(Lines of data)
-- Start --

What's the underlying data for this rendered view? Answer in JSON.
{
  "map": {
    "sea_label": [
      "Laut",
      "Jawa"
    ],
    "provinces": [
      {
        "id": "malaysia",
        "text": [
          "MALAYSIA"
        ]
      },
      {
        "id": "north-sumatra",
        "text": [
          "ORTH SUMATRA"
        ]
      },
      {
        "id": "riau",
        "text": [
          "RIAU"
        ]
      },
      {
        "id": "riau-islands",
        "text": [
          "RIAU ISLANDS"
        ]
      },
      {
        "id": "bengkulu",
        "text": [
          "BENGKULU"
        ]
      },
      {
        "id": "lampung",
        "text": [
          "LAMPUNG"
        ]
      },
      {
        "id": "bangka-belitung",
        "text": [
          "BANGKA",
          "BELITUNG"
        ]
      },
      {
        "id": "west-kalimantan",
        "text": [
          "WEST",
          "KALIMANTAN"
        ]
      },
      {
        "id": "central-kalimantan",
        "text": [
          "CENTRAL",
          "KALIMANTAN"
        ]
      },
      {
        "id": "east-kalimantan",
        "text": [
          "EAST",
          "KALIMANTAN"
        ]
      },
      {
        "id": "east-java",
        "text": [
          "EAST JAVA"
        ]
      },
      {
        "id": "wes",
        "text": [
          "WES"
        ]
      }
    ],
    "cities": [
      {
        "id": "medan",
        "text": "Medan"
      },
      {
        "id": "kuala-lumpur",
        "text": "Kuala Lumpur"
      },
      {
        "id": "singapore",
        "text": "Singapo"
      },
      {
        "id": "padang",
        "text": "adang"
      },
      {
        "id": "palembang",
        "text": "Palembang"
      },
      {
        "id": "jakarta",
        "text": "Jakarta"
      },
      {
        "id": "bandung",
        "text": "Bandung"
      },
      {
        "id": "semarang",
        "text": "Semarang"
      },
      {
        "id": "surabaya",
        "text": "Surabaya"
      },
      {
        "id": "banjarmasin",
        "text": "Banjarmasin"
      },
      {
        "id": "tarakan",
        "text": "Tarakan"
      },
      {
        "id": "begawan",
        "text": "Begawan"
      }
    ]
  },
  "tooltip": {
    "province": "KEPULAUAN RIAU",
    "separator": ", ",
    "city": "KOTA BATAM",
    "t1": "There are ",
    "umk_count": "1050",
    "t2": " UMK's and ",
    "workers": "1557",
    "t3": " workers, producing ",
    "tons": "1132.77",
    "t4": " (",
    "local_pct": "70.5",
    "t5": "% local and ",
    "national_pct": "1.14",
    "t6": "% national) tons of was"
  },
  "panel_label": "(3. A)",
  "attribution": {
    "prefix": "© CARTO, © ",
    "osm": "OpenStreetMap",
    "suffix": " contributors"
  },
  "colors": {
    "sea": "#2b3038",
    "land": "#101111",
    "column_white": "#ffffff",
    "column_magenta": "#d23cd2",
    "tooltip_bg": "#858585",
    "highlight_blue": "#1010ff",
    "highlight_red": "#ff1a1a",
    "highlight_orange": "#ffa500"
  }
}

-- End --

:: Stated goal ::
Your task is to quote the listing above word for word.

:: Expected answer ::
What's the underlying data for this rendered view? Answer in JSON.
{
  "map": {
    "sea_label": [
      "Laut",
      "Jawa"
    ],
    "provinces": [
      {
        "id": "malaysia",
        "text": [
          "MALAYSIA"
        ]
      },
      {
        "id": "north-sumatra",
        "text": [
          "ORTH SUMATRA"
        ]
      },
      {
        "id": "riau",
        "text": [
          "RIAU"
        ]
      },
      {
        "id": "riau-islands",
        "text": [
          "RIAU ISLANDS"
        ]
      },
      {
        "id": "bengkulu",
        "text": [
          "BENGKULU"
        ]
      },
      {
        "id": "lampung",
        "text": [
          "LAMPUNG"
        ]
      },
      {
        "id": "bangka-belitung",
        "text": [
          "BANGKA",
          "BELITUNG"
        ]
      },
      {
        "id": "west-kalimantan",
        "text": [
          "WEST",
          "KALIMANTAN"
        ]
      },
      {
        "id": "central-kalimantan",
        "text": [
          "CENTRAL",
          "KALIMANTAN"
        ]
      },
      {
        "id": "east-kalimantan",
        "text": [
          "EAST",
          "KALIMANTAN"
        ]
      },
      {
        "id": "east-java",
        "text": [
          "EAST JAVA"
        ]
      },
      {
        "id": "wes",
        "text": [
          "WES"
        ]
      }
    ],
    "cities": [
      {
        "id": "medan",
        "text": "Medan"
      },
      {
        "id": "kuala-lumpur",
        "text": "Kuala Lumpur"
      },
      {
        "id": "singapore",
        "text": "Singapo"
      },
      {
        "id": "padang",
        "text": "adang"
      },
      {
        "id": "palembang",
        "text": "Palembang"
      },
      {
        "id": "jakarta",
        "text": "Jakarta"
      },
      {
        "id": "bandung",
        "text": "Bandung"
      },
      {
        "id": "semarang",
        "text": "Semarang"
      },
      {
        "id": "surabaya",
        "text": "Surabaya"
      },
      {
        "id": "banjarmasin",
        "text": "Banjarmasin"
      },
      {
        "id": "tarakan",
        "text": "Tarakan"
      },
      {
        "id": "begawan",
        "text": "Begawan"
      }
    ]
  },
  "tooltip": {
    "province": "KEPULAUAN RIAU",
    "separator": ", ",
    "city": "KOTA BATAM",
    "t1": "There are ",
    "umk_count": "1050",
    "t2": " UMK's and ",
    "workers": "1557",
    "t3": " workers, producing ",
    "tons": "1132.77",
    "t4": " (",
    "local_pct": "70.5",
    "t5": "% local and ",
    "national_pct": "1.14",
    "t6": "% national) tons of was"
  },
  "panel_label": "(3. A)",
  "attribution": {
    "prefix": "© CARTO, © ",
    "osm": "OpenStreetMap",
    "suffix": " contributors"
  },
  "colors": {
    "sea": "#2b3038",
    "land": "#101111",
    "column_white": "#ffffff",
    "column_magenta": "#d23cd2",
    "tooltip_bg": "#858585",
    "highlight_blue": "#1010ff",
    "highlight_red": "#ff1a1a",
    "highlight_orange": "#ffa500"
  }
}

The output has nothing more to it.